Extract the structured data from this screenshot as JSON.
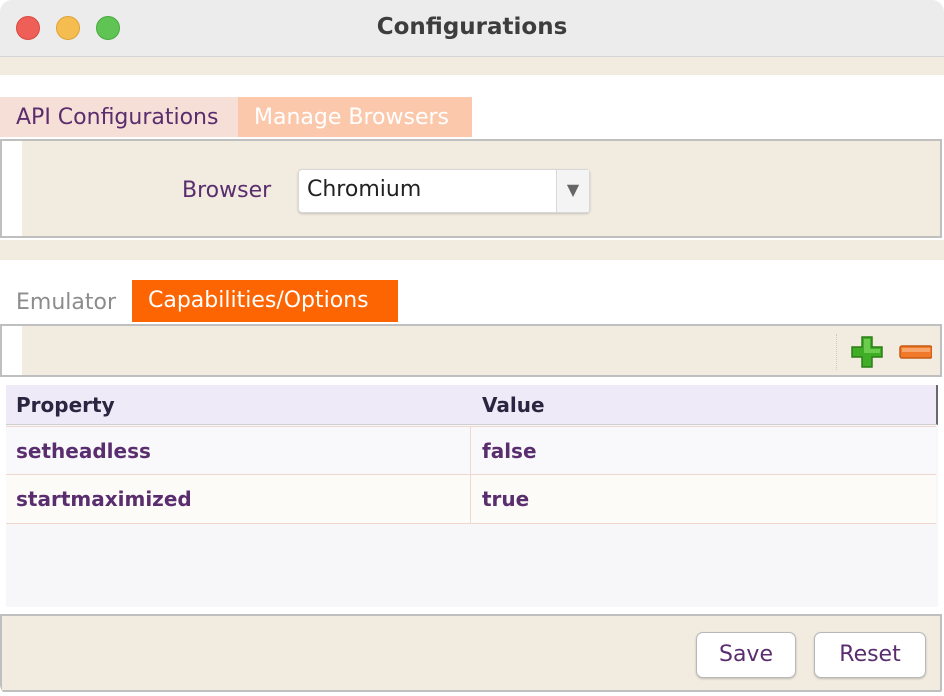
{
  "window": {
    "title": "Configurations"
  },
  "top_tabs": [
    {
      "label": "API Configurations",
      "active": false
    },
    {
      "label": "Manage Browsers",
      "active": true
    }
  ],
  "browser_panel": {
    "label": "Browser",
    "select_value": "Chromium"
  },
  "bottom_tabs": [
    {
      "label": "Emulator",
      "active": false
    },
    {
      "label": "Capabilities/Options",
      "active": true
    }
  ],
  "toolbar": {
    "add_icon": "plus-icon",
    "remove_icon": "minus-icon"
  },
  "table": {
    "columns": [
      "Property",
      "Value"
    ],
    "rows": [
      [
        "setheadless",
        "false"
      ],
      [
        "startmaximized",
        "true"
      ]
    ]
  },
  "actions": {
    "save_label": "Save",
    "reset_label": "Reset"
  },
  "colors": {
    "accent_tab": "#fd6402",
    "inactive_tab_text": "#5a2d6e",
    "panel_bg": "#f1ebe0"
  }
}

***

- WHAT TO DO
Write the listing out a second time exactly, dropping all images.

- REPLY
Extract the structured data from this screenshot as JSON.
{
  "window": {
    "title": "Configurations"
  },
  "top_tabs": [
    {
      "label": "API Configurations",
      "active": false
    },
    {
      "label": "Manage Browsers",
      "active": true
    }
  ],
  "browser_panel": {
    "label": "Browser",
    "select_value": "Chromium"
  },
  "bottom_tabs": [
    {
      "label": "Emulator",
      "active": false
    },
    {
      "label": "Capabilities/Options",
      "active": true
    }
  ],
  "toolbar": {
    "add_icon": "plus-icon",
    "remove_icon": "minus-icon"
  },
  "table": {
    "columns": [
      "Property",
      "Value"
    ],
    "rows": [
      [
        "setheadless",
        "false"
      ],
      [
        "startmaximized",
        "true"
      ]
    ]
  },
  "actions": {
    "save_label": "Save",
    "reset_label": "Reset"
  },
  "colors": {
    "accent_tab": "#fd6402",
    "inactive_tab_text": "#5a2d6e",
    "panel_bg": "#f1ebe0"
  }
}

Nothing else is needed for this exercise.